▶ [Data for the task]
○ ○ ○ ○
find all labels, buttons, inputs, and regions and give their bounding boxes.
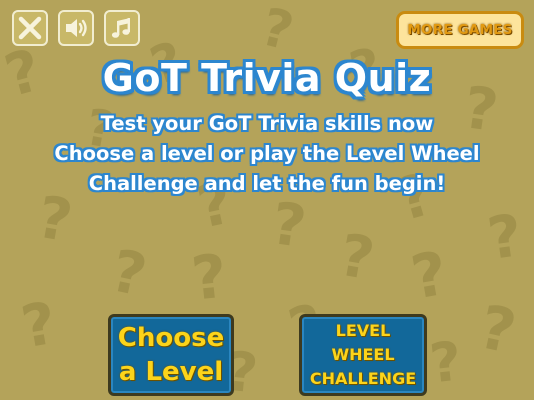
question-mark-icon: ? (32, 182, 78, 256)
question-mark-icon: ? (16, 288, 62, 362)
question-mark-icon: ? (105, 236, 153, 310)
choose-level-button[interactable]: Choose a Level (108, 314, 234, 396)
question-mark-icon: ? (255, 0, 299, 63)
wheel-label-line-1: LEVEL (335, 321, 391, 340)
intro-line-3: Challenge and let the fun begin! (88, 172, 446, 195)
level-wheel-challenge-button[interactable]: LEVEL WHEEL CHALLENGE (299, 314, 427, 396)
question-mark-icon: ? (188, 241, 231, 315)
music-toggle-button[interactable] (104, 10, 140, 46)
choose-level-label-line-2: a Level (118, 357, 224, 387)
sound-toggle-button[interactable] (58, 10, 94, 46)
question-mark-icon: ? (267, 188, 311, 262)
close-icon (18, 16, 42, 40)
more-games-button[interactable]: MORE GAMES (396, 11, 524, 49)
speaker-icon (66, 19, 87, 37)
choose-level-label-line-1: Choose (117, 323, 225, 353)
intro-line-1: Test your GoT Trivia skills now (100, 112, 434, 135)
question-mark-icon: ? (406, 238, 453, 314)
wheel-label-line-3: CHALLENGE (309, 369, 417, 388)
more-games-label: MORE GAMES (407, 22, 513, 38)
question-mark-icon: ? (473, 292, 522, 368)
question-mark-icon: ? (334, 220, 380, 294)
wheel-label-line-2: WHEEL (331, 345, 395, 364)
music-note-icon (111, 18, 130, 38)
question-mark-icon: ? (483, 200, 527, 274)
close-button[interactable] (12, 10, 48, 46)
intro-line-2: Choose a level or play the Level Wheel (54, 142, 480, 165)
page-title: GoT Trivia Quiz (102, 56, 432, 100)
question-mark-icon: ? (426, 329, 465, 396)
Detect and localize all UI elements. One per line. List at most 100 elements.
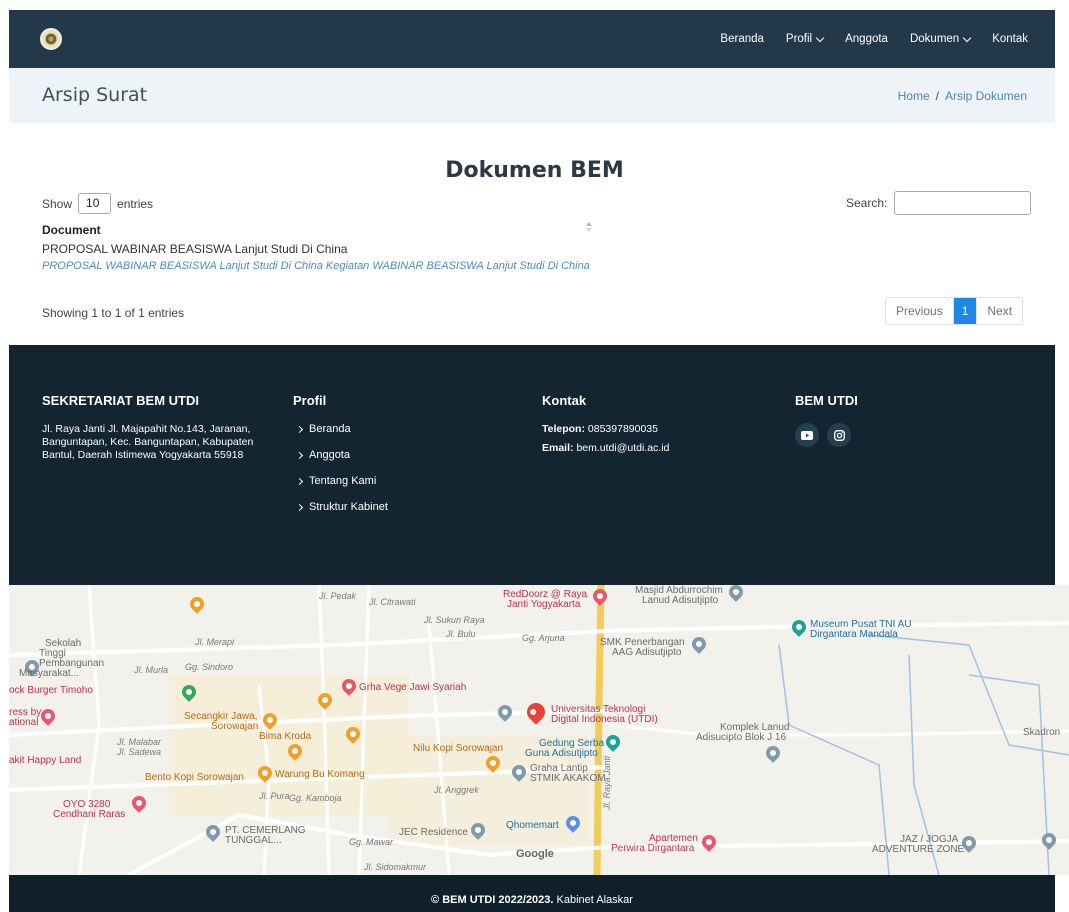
map-label: Masyarakat...: [19, 668, 80, 679]
map-label: ock Burger Timoho: [9, 685, 93, 696]
nav-kontak[interactable]: Kontak: [992, 33, 1028, 45]
sekretariat-title: SEKRETARIAT BEM UTDI: [42, 393, 199, 408]
map-label: ational: [9, 717, 39, 728]
google-logo: Google: [516, 848, 554, 860]
map-label: Cendhani Raras: [53, 809, 126, 820]
page-title: Arsip Surat: [42, 84, 148, 106]
nav-kontak-label: Kontak: [992, 33, 1028, 45]
map-label: Guna Adisutjipto: [525, 748, 598, 759]
embedded-map[interactable]: RedDoorz @ Raya Janti Yogyakarta Masjid …: [9, 585, 1069, 875]
chevron-right-icon: [295, 503, 304, 511]
map-label: Bima Kroda: [259, 731, 312, 742]
social-title: BEM UTDI: [795, 393, 858, 408]
pagination-next[interactable]: Next: [976, 298, 1022, 324]
breadcrumb-home-link[interactable]: Home: [898, 89, 930, 103]
map-label: ADVENTURE ZONE: [872, 844, 965, 855]
map-label: akit Happy Land: [9, 755, 82, 766]
map-label: Bento Kopi Sorowajan: [145, 772, 244, 783]
instagram-icon[interactable]: [827, 423, 851, 447]
road-label: Jl. Merapi: [195, 637, 235, 647]
footer-kontak: Kontak Telepon: 085397890035 Email: bem.…: [542, 393, 762, 455]
sort-icon[interactable]: [585, 222, 593, 234]
column-header-document[interactable]: Document: [42, 223, 101, 237]
footer: SEKRETARIAT BEM UTDI Jl. Raya Janti Jl. …: [9, 345, 1055, 585]
breadcrumb-bar: Arsip Surat Home / Arsip Dokumen: [9, 68, 1055, 123]
map-label: JEC Residence: [399, 827, 468, 838]
breadcrumb: Home / Arsip Dokumen: [898, 89, 1027, 103]
map-label: Dirgantara Mandala: [810, 629, 898, 640]
table-search: Search:: [846, 191, 1032, 215]
entries-label: entries: [117, 196, 154, 211]
map-label: Skadron: [1023, 727, 1061, 738]
breadcrumb-current: Arsip Dokumen: [944, 89, 1027, 103]
road-label: Jl. Anggrek: [434, 785, 479, 795]
footer-link-tentang-kami[interactable]: Tentang Kami: [293, 475, 493, 487]
map-label: Janti Yogyakarta: [507, 599, 581, 610]
footer-social: BEM UTDI: [795, 393, 995, 447]
search-input[interactable]: [894, 191, 1032, 215]
chevron-down-icon: [815, 33, 825, 42]
footer-link-label: Beranda: [309, 423, 351, 435]
road-label: Jl. Citrawati: [369, 597, 416, 607]
map-label: Warung Bu Komang: [275, 769, 365, 780]
main-nav: Beranda Profil Anggota Dokumen Kontak: [698, 10, 1028, 68]
nav-profil-label: Profil: [785, 33, 813, 45]
road-label: Gg. Sindoro: [185, 662, 234, 672]
nav-anggota-label: Anggota: [845, 33, 888, 45]
chevron-right-icon: [295, 451, 304, 459]
youtube-icon[interactable]: [795, 423, 819, 447]
profil-title: Profil: [293, 393, 327, 408]
road-label: Jl. Pura: [259, 791, 290, 801]
pagination-page-1[interactable]: 1: [953, 298, 977, 324]
cabinet-name: Kabinet Alaskar: [553, 894, 633, 906]
breadcrumb-separator: /: [935, 89, 939, 103]
footer-link-anggota[interactable]: Anggota: [293, 449, 493, 461]
road-label: Gg. Mawar: [349, 837, 394, 847]
road-label: Gg. Kamboja: [289, 793, 342, 803]
chevron-right-icon: [295, 477, 304, 485]
nav-dokumen[interactable]: Dokumen: [909, 33, 972, 45]
email-label: Email:: [542, 442, 574, 454]
kontak-title: Kontak: [542, 393, 587, 408]
road-label: Jl. Malabar: [117, 737, 162, 747]
nav-anggota[interactable]: Anggota: [845, 33, 888, 45]
footer-link-label: Struktur Kabinet: [309, 501, 388, 513]
footer-sekretariat: SEKRETARIAT BEM UTDI Jl. Raya Janti Jl. …: [42, 393, 277, 462]
nav-dokumen-label: Dokumen: [909, 33, 960, 45]
footer-link-label: Anggota: [309, 449, 350, 461]
map-label: Sorowajan: [211, 721, 259, 732]
nav-profil[interactable]: Profil: [785, 33, 825, 45]
map-label: Qhomemart: [506, 820, 559, 831]
footer-link-struktur-kabinet[interactable]: Struktur Kabinet: [293, 501, 493, 513]
entries-select[interactable]: 10: [78, 193, 112, 214]
telepon-label: Telepon:: [542, 423, 585, 435]
road-label: Gg. Arjuna: [522, 633, 565, 643]
road-label: Jl. Raya Janti: [602, 755, 612, 810]
copyright-text: © BEM UTDI 2022/2023.: [431, 894, 554, 906]
table-info: Showing 1 to 1 of 1 entries: [42, 306, 185, 320]
road-label: Jl. Pedak: [319, 591, 357, 601]
show-label: Show: [42, 196, 73, 211]
document-row-link[interactable]: PROPOSAL WABINAR BEASISWA Lanjut Studi D…: [42, 260, 590, 272]
chevron-right-icon: [295, 425, 304, 433]
map-label: STMIK AKAKOM: [530, 773, 606, 784]
search-label: Search:: [846, 196, 888, 210]
map-label: Lanud Adisutjipto: [642, 595, 719, 606]
logo-emblem: [45, 33, 57, 45]
road-label: Jl. Murla: [134, 665, 169, 675]
footer-link-beranda[interactable]: Beranda: [293, 423, 493, 435]
map-label: AAG Adisutjipto: [612, 647, 682, 658]
map-label: Adisucipto Blok J 16: [696, 732, 787, 743]
map-label: Perwira Dirgantara: [611, 843, 695, 854]
nav-beranda[interactable]: Beranda: [720, 33, 763, 45]
pagination-previous[interactable]: Previous: [886, 298, 954, 324]
pagination: Previous 1 Next: [885, 297, 1024, 325]
map-label: TUNGGAL...: [225, 835, 282, 846]
sekretariat-address: Jl. Raya Janti Jl. Majapahit No.143, Jar…: [42, 423, 254, 461]
documents-heading: Dokumen BEM: [445, 158, 624, 183]
social-links: [795, 423, 995, 447]
document-row-title: PROPOSAL WABINAR BEASISWA Lanjut Studi D…: [42, 242, 348, 256]
telepon-value: 085397890035: [587, 423, 658, 435]
bem-logo[interactable]: [40, 28, 62, 50]
footer-profil: Profil Beranda Anggota Tentang Kami Stru…: [293, 393, 493, 527]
○ ○ ○ ○
▶ [What is expected]
Copy the part of the records that begins with the line containing "map-label: Masyarakat...: [19, 668, 80, 679]" and ends with the line containing "pagination-next[interactable]: Next: [976, 298, 1022, 324]", including both of those lines.

▶ [Reply]
map-label: Masyarakat...: [19, 668, 80, 679]
map-label: ock Burger Timoho: [9, 685, 93, 696]
nav-kontak[interactable]: Kontak: [992, 33, 1028, 45]
sekretariat-title: SEKRETARIAT BEM UTDI: [42, 393, 199, 408]
map-label: ational: [9, 717, 39, 728]
google-logo: Google: [516, 848, 554, 860]
map-label: Cendhani Raras: [53, 809, 126, 820]
page-title: Arsip Surat: [42, 84, 148, 106]
nav-kontak-label: Kontak: [992, 33, 1028, 45]
map-label: Guna Adisutjipto: [525, 748, 598, 759]
embedded-map[interactable]: RedDoorz @ Raya Janti Yogyakarta Masjid …: [9, 585, 1069, 875]
chevron-right-icon: [295, 503, 304, 511]
map-label: Bima Kroda: [259, 731, 312, 742]
social-title: BEM UTDI: [795, 393, 858, 408]
pagination-next[interactable]: Next: [976, 298, 1022, 324]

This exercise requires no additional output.